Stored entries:
+---+

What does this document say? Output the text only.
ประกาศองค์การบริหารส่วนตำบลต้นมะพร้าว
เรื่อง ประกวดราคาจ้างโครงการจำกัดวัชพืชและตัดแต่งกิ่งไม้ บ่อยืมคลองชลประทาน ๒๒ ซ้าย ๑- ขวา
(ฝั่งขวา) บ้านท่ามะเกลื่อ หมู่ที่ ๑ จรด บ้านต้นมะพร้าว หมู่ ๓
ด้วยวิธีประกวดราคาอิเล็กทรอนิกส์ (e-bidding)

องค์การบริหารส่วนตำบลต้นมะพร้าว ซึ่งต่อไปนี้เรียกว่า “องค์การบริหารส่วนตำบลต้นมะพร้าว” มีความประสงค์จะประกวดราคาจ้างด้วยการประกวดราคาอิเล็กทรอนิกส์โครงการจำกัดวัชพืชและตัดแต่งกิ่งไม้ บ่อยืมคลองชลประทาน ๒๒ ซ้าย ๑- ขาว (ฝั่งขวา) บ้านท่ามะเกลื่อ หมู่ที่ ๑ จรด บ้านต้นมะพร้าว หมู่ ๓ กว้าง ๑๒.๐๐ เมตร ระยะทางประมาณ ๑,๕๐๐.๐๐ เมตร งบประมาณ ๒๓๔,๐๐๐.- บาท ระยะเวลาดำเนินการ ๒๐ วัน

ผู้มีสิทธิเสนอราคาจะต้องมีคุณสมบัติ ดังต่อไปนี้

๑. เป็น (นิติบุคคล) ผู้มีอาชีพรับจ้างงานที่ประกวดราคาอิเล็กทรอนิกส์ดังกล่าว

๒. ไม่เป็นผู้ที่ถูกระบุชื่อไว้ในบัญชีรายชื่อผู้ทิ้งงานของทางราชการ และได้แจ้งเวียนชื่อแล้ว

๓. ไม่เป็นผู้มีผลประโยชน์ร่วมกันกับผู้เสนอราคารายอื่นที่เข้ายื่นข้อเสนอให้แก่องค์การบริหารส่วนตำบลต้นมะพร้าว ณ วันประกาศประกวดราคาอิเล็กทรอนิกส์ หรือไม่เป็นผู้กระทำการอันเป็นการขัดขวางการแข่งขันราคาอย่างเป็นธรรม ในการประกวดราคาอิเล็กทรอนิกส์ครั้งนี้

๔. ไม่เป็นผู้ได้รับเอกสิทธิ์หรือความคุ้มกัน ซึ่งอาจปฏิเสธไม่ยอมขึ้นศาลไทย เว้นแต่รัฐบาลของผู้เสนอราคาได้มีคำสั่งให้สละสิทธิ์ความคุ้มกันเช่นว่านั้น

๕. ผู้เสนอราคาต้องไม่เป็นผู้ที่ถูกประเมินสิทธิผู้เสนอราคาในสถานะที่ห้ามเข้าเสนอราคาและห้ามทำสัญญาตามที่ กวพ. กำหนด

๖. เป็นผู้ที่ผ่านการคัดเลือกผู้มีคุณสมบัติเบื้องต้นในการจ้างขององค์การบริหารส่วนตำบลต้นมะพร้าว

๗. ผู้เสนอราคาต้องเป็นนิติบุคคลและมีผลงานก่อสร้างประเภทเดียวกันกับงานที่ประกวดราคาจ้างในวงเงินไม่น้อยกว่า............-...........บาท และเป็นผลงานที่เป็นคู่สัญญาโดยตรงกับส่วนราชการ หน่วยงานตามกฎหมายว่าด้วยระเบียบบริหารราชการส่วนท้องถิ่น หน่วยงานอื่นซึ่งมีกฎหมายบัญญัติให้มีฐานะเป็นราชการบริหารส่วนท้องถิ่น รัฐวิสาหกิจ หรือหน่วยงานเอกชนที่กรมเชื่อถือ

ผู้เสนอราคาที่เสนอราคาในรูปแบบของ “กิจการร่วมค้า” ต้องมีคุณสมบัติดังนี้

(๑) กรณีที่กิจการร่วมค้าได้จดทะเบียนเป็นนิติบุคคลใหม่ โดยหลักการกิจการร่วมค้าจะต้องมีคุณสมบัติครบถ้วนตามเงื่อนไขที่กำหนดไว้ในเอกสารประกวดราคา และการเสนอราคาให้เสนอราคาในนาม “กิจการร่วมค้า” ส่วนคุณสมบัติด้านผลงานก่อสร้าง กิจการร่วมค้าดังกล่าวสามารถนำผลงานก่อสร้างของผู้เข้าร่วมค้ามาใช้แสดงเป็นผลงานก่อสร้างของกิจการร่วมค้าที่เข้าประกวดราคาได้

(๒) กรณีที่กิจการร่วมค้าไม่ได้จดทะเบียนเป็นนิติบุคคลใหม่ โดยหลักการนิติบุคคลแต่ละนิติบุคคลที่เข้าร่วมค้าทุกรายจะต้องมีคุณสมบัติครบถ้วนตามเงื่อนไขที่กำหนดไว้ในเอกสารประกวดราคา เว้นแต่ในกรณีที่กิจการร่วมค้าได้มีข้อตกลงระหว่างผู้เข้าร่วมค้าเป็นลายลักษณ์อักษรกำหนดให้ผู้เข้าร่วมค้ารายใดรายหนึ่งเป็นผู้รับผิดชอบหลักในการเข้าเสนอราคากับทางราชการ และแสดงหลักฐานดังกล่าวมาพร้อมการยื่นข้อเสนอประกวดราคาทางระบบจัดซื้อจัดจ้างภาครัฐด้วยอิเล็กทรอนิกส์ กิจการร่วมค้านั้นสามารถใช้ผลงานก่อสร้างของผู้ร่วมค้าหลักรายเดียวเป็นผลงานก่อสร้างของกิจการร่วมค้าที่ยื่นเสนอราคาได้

+---+

- WHAT YOU HAVE TO DO -
Gather each line holding the string "งขวา".

- REPLY TO THE TASK -
(ฝั่งขวา) บ้านท่ามะเกลื่อ หมู่ที่ ๑ จรด บ้านต้นมะพร้าว หมู่ ๓
องค์การบริหารส่วนตำบลต้นมะพร้าว ซึ่งต่อไปนี้เรียกว่า “องค์การบริหารส่วนตำบลต้นมะพร้าว” มีความประสงค์จะประกวดราคาจ้างด้วยการประกวดราคาอิเล็กทรอนิกส์โครงการจำกัดวัชพืชและตัดแต่งกิ่งไม้ บ่อยืมคลองชลประทาน ๒๒ ซ้าย ๑- ขาว (ฝั่งขวา) บ้านท่ามะเกลื่อ หมู่ที่ ๑ จรด บ้านต้นมะพร้าว หมู่ ๓ กว้าง ๑๒.๐๐ เมตร ระยะทางประมาณ ๑,๕๐๐.๐๐ เมตร งบประมาณ ๒๓๔,๐๐๐.- บาท ระยะเวลาดำเนินการ ๒๐ วัน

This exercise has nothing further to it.